- _EXERCISE INPUTS_

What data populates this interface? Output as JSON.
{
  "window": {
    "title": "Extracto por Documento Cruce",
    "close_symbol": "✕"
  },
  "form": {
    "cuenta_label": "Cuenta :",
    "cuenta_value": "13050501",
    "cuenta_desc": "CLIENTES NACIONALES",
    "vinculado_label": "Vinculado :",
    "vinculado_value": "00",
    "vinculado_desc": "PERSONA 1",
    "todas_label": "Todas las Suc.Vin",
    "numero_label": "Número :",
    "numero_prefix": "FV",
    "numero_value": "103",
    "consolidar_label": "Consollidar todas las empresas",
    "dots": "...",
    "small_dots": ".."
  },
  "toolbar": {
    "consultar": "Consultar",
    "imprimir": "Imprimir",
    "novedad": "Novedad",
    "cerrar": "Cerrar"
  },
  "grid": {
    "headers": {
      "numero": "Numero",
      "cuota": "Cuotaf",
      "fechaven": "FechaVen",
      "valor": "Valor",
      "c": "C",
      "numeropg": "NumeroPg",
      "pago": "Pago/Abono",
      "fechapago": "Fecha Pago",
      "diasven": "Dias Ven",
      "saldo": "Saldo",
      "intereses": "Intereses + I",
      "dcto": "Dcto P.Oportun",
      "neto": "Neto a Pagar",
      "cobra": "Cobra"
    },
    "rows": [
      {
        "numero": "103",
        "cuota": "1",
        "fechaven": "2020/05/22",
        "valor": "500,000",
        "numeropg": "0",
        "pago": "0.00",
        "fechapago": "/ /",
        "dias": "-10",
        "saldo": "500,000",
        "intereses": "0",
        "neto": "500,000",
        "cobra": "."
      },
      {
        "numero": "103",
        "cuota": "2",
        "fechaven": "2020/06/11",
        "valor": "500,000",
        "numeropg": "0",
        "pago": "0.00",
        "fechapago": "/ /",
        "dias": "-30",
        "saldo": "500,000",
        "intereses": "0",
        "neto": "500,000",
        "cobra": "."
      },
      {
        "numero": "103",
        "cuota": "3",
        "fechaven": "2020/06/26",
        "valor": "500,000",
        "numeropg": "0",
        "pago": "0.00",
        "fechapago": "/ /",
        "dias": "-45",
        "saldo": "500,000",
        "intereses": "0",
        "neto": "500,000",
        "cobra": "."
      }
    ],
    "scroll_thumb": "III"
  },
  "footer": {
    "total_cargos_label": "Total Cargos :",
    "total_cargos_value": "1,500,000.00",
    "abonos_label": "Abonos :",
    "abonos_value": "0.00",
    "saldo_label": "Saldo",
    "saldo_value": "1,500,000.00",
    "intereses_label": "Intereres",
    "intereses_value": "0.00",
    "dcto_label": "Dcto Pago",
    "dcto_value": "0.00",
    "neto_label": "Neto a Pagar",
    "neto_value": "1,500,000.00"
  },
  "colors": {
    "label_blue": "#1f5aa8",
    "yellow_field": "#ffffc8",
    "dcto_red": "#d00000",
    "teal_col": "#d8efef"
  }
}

- _WHAT YOU WILL DO_
Write out all records exactly, keeping every detail.

- _RESPONSE_
What data populates this interface? Output as JSON.
{
  "window": {
    "title": "Extracto por Documento Cruce",
    "close_symbol": "✕"
  },
  "form": {
    "cuenta_label": "Cuenta :",
    "cuenta_value": "13050501",
    "cuenta_desc": "CLIENTES NACIONALES",
    "vinculado_label": "Vinculado :",
    "vinculado_value": "00",
    "vinculado_desc": "PERSONA 1",
    "todas_label": "Todas las Suc.Vin",
    "numero_label": "Número :",
    "numero_prefix": "FV",
    "numero_value": "103",
    "consolidar_label": "Consollidar todas las empresas",
    "dots": "...",
    "small_dots": ".."
  },
  "toolbar": {
    "consultar": "Consultar",
    "imprimir": "Imprimir",
    "novedad": "Novedad",
    "cerrar": "Cerrar"
  },
  "grid": {
    "headers": {
      "numero": "Numero",
      "cuota": "Cuotaf",
      "fechaven": "FechaVen",
      "valor": "Valor",
      "c": "C",
      "numeropg": "NumeroPg",
      "pago": "Pago/Abono",
      "fechapago": "Fecha Pago",
      "diasven": "Dias Ven",
      "saldo": "Saldo",
      "intereses": "Intereses + I",
      "dcto": "Dcto P.Oportun",
      "neto": "Neto a Pagar",
      "cobra": "Cobra"
    },
    "rows": [
      {
        "numero": "103",
        "cuota": "1",
        "fechaven": "2020/05/22",
        "valor": "500,000",
        "numeropg": "0",
        "pago": "0.00",
        "fechapago": "/ /",
        "dias": "-10",
        "saldo": "500,000",
        "intereses": "0",
        "neto": "500,000",
        "cobra": "."
      },
      {
        "numero": "103",
        "cuota": "2",
        "fechaven": "2020/06/11",
        "valor": "500,000",
        "numeropg": "0",
        "pago": "0.00",
        "fechapago": "/ /",
        "dias": "-30",
        "saldo": "500,000",
        "intereses": "0",
        "neto": "500,000",
        "cobra": "."
      },
      {
        "numero": "103",
        "cuota": "3",
        "fechaven": "2020/06/26",
        "valor": "500,000",
        "numeropg": "0",
        "pago": "0.00",
        "fechapago": "/ /",
        "dias": "-45",
        "saldo": "500,000",
        "intereses": "0",
        "neto": "500,000",
        "cobra": "."
      }
    ],
    "scroll_thumb": "III"
  },
  "footer": {
    "total_cargos_label": "Total Cargos :",
    "total_cargos_value": "1,500,000.00",
    "abonos_label": "Abonos :",
    "abonos_value": "0.00",
    "saldo_label": "Saldo",
    "saldo_value": "1,500,000.00",
    "intereses_label": "Intereres",
    "intereses_value": "0.00",
    "dcto_label": "Dcto Pago",
    "dcto_value": "0.00",
    "neto_label": "Neto a Pagar",
    "neto_value": "1,500,000.00"
  },
  "colors": {
    "label_blue": "#1f5aa8",
    "yellow_field": "#ffffc8",
    "dcto_red": "#d00000",
    "teal_col": "#d8efef"
  }
}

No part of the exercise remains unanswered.